• **Task description**:
Quote every line below exactly as it reads.

──────────

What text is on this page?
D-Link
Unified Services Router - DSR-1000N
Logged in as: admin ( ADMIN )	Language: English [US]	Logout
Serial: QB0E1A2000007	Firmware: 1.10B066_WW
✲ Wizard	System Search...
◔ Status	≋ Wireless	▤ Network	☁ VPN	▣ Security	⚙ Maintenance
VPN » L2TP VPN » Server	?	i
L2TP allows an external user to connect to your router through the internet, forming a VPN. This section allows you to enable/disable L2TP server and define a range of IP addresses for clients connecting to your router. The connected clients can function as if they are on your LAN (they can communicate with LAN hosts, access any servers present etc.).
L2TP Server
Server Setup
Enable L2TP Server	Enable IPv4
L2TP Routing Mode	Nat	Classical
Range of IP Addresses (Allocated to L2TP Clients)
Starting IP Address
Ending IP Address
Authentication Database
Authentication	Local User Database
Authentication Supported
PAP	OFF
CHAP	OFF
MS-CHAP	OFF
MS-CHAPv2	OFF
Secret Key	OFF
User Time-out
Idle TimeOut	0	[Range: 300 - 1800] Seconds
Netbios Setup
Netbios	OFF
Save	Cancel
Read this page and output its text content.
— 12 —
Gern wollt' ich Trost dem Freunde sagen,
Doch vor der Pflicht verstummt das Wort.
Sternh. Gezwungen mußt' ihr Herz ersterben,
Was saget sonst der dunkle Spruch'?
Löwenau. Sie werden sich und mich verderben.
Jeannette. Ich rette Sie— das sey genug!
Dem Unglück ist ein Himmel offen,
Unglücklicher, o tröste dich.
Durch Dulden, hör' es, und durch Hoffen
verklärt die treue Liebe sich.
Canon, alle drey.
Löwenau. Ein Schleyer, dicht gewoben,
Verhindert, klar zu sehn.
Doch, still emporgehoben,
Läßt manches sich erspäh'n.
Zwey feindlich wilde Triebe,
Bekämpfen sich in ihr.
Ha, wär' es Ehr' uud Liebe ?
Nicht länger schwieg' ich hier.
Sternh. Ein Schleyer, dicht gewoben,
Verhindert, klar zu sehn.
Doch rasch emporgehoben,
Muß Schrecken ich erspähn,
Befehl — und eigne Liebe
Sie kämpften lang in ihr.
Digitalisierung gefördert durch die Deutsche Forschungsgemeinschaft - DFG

──────────

• **Answer to this exercise**:
What text is on this page?
D-Link
Unified Services Router - DSR-1000N
Logged in as: admin ( ADMIN )	Language: English [US]	Logout
Serial: QB0E1A2000007	Firmware: 1.10B066_WW
✲ Wizard	System Search...
◔ Status	≋ Wireless	▤ Network	☁ VPN	▣ Security	⚙ Maintenance
VPN » L2TP VPN » Server	?	i
L2TP allows an external user to connect to your router through the internet, forming a VPN. This section allows you to enable/disable L2TP server and define a range of IP addresses for clients connecting to your router. The connected clients can function as if they are on your LAN (they can communicate with LAN hosts, access any servers present etc.).
L2TP Server
Server Setup
Enable L2TP Server	Enable IPv4
L2TP Routing Mode	Nat	Classical
Range of IP Addresses (Allocated to L2TP Clients)
Starting IP Address
Ending IP Address
Authentication Database
Authentication	Local User Database
Authentication Supported
PAP	OFF
CHAP	OFF
MS-CHAP	OFF
MS-CHAPv2	OFF
Secret Key	OFF
User Time-out
Idle TimeOut	0	[Range: 300 - 1800] Seconds
Netbios Setup
Netbios	OFF
Save	Cancel
Read this page and output its text content.
— 12 —
Gern wollt' ich Trost dem Freunde sagen,
Doch vor der Pflicht verstummt das Wort.
Sternh. Gezwungen mußt' ihr Herz ersterben,
Was saget sonst der dunkle Spruch'?
Löwenau. Sie werden sich und mich verderben.
Jeannette. Ich rette Sie— das sey genug!
Dem Unglück ist ein Himmel offen,
Unglücklicher, o tröste dich.
Durch Dulden, hör' es, und durch Hoffen
verklärt die treue Liebe sich.
Canon, alle drey.
Löwenau. Ein Schleyer, dicht gewoben,
Verhindert, klar zu sehn.
Doch, still emporgehoben,
Läßt manches sich erspäh'n.
Zwey feindlich wilde Triebe,
Bekämpfen sich in ihr.
Ha, wär' es Ehr' uud Liebe ?
Nicht länger schwieg' ich hier.
Sternh. Ein Schleyer, dicht gewoben,
Verhindert, klar zu sehn.
Doch rasch emporgehoben,
Muß Schrecken ich erspähn,
Befehl — und eigne Liebe
Sie kämpften lang in ihr.
Digitalisierung gefördert durch die Deutsche Forschungsgemeinschaft - DFG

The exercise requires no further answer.